◆ **Exercise objective**
Collect each line of the entries that holds the string "答案不唯一".

[Start]

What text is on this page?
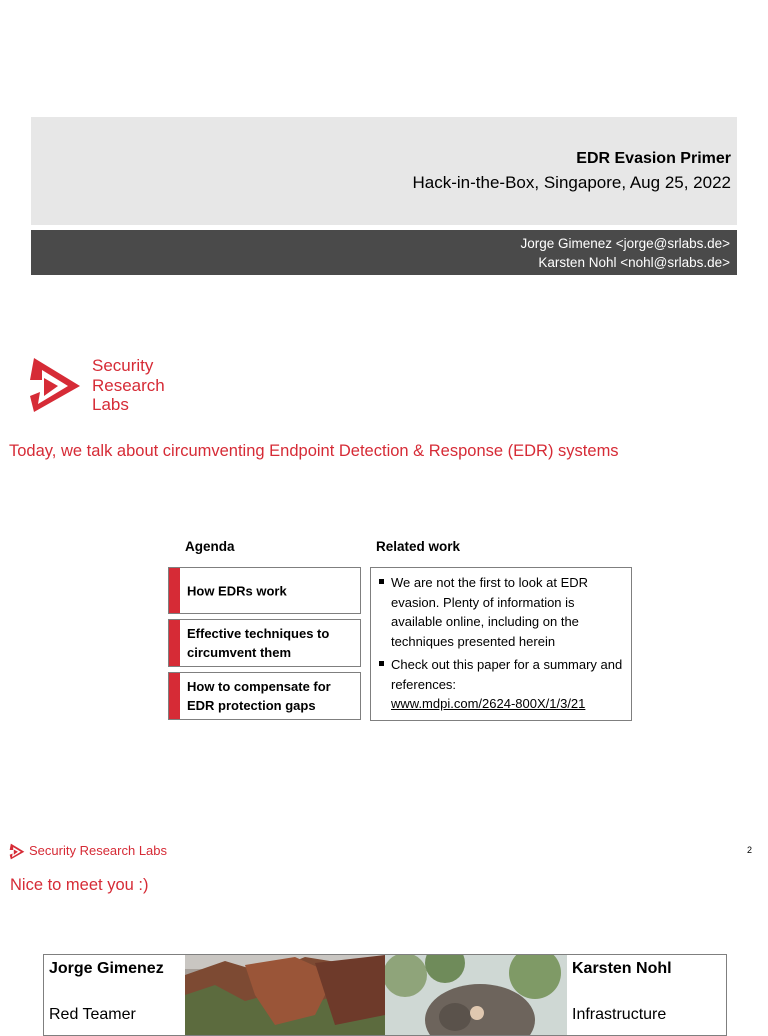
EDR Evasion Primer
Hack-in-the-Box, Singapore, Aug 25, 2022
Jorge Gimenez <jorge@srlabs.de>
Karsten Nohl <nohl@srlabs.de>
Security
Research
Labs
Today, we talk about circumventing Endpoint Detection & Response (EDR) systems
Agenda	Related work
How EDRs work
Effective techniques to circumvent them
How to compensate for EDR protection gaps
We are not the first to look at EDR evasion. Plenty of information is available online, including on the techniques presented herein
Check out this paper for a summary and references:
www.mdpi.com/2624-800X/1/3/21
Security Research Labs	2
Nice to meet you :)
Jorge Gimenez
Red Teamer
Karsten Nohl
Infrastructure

[End]
[Start]

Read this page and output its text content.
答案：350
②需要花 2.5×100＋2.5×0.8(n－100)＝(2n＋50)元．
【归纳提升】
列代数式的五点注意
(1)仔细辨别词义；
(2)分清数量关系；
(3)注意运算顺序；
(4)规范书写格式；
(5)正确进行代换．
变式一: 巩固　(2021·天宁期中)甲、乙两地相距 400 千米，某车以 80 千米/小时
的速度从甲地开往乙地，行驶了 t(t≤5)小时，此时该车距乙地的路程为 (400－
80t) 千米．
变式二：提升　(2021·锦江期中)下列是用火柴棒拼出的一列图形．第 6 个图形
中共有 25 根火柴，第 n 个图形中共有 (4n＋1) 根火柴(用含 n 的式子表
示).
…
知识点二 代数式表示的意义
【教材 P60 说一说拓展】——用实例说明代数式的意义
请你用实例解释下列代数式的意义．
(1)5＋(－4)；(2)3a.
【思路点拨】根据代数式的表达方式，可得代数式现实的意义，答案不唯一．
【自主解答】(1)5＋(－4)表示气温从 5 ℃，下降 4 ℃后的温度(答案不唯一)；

[End]
[Start]

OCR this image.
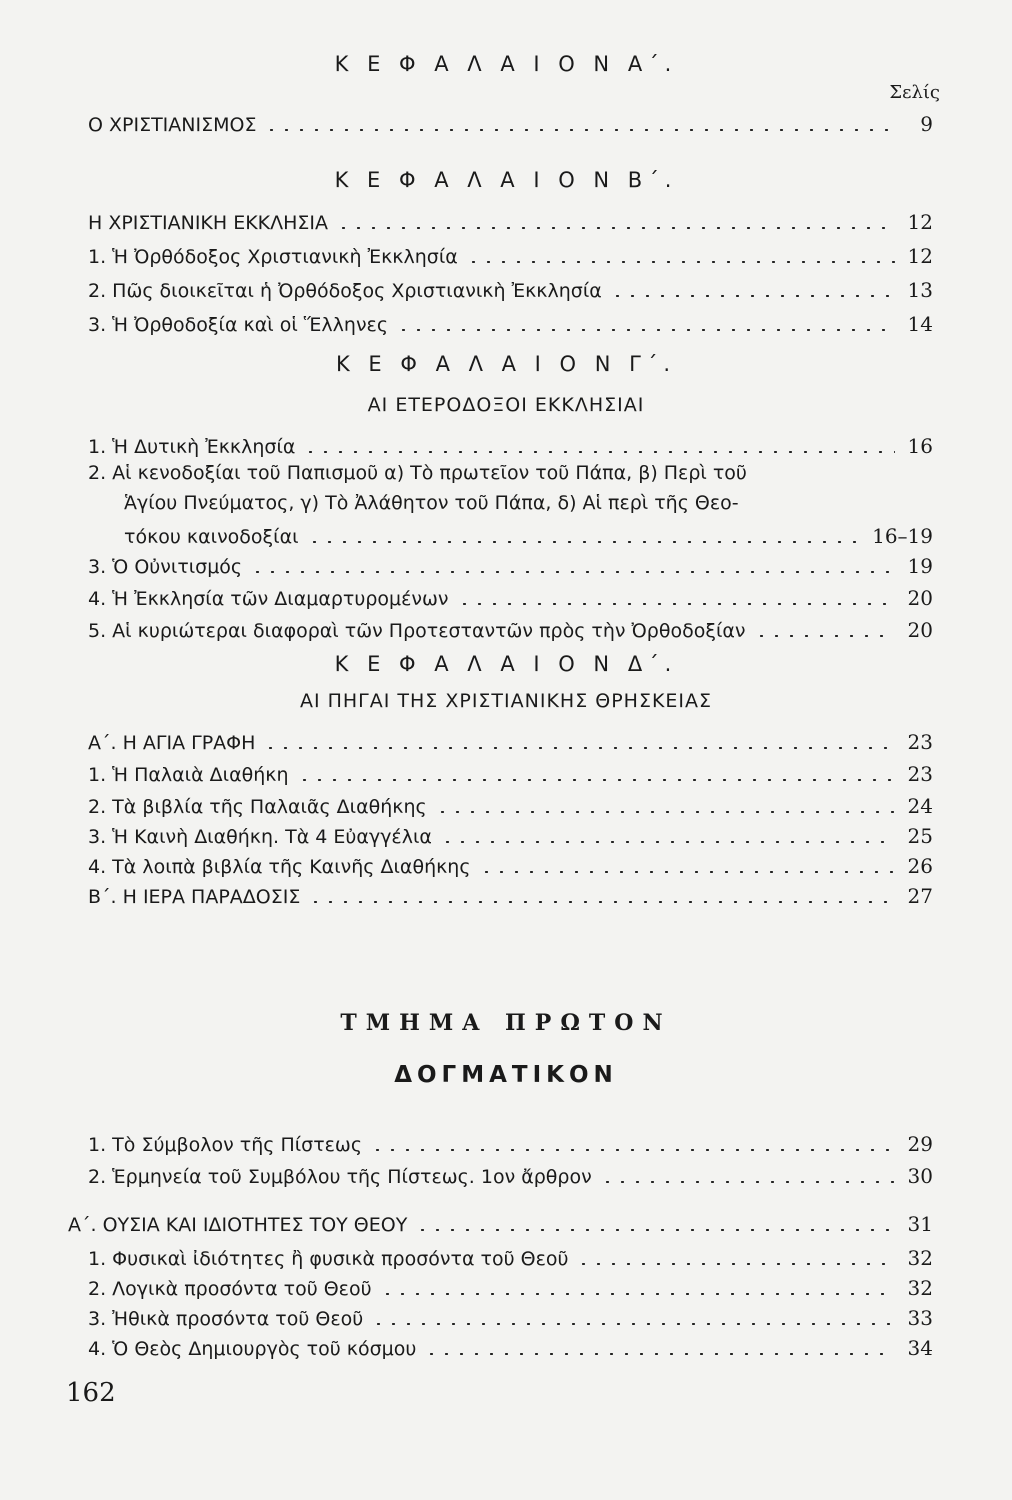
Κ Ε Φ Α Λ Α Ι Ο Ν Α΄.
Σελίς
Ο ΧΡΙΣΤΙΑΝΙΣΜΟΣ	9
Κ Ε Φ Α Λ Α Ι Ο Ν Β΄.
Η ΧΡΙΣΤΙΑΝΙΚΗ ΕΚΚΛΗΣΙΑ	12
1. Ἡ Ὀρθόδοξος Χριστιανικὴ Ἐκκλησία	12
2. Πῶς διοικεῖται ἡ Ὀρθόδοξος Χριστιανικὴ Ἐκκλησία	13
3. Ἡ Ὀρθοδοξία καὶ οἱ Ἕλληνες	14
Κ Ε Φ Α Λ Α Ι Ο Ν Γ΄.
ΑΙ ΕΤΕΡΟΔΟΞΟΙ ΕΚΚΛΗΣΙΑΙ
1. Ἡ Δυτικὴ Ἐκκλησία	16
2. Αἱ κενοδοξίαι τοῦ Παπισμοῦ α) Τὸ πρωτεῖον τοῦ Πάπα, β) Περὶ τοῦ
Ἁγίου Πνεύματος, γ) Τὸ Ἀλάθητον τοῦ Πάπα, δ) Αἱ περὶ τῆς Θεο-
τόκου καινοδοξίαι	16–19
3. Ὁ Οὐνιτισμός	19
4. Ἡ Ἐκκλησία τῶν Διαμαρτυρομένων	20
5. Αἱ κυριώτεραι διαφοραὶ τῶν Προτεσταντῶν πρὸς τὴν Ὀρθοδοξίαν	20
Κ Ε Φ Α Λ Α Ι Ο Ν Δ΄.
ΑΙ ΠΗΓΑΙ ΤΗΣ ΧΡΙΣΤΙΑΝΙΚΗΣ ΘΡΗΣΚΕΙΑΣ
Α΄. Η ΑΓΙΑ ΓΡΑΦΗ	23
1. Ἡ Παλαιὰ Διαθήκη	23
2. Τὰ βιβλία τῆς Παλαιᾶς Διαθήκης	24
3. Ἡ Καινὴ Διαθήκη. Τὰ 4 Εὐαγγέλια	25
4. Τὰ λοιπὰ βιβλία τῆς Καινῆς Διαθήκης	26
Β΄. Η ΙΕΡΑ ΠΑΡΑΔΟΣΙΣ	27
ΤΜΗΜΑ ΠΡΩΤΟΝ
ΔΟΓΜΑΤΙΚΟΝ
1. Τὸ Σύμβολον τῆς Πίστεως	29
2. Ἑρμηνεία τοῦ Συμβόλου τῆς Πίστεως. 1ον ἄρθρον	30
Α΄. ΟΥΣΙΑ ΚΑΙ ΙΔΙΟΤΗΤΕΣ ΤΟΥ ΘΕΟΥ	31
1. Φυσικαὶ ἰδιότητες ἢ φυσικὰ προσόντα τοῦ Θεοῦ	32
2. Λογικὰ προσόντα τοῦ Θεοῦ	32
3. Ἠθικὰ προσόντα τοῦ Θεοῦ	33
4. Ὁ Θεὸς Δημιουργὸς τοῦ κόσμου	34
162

[End]

◆ **Response to this task**
【思路点拨】根据代数式的表达方式，可得代数式现实的意义，答案不唯一．
【自主解答】(1)5＋(－4)表示气温从 5 ℃，下降 4 ℃后的温度(答案不唯一)；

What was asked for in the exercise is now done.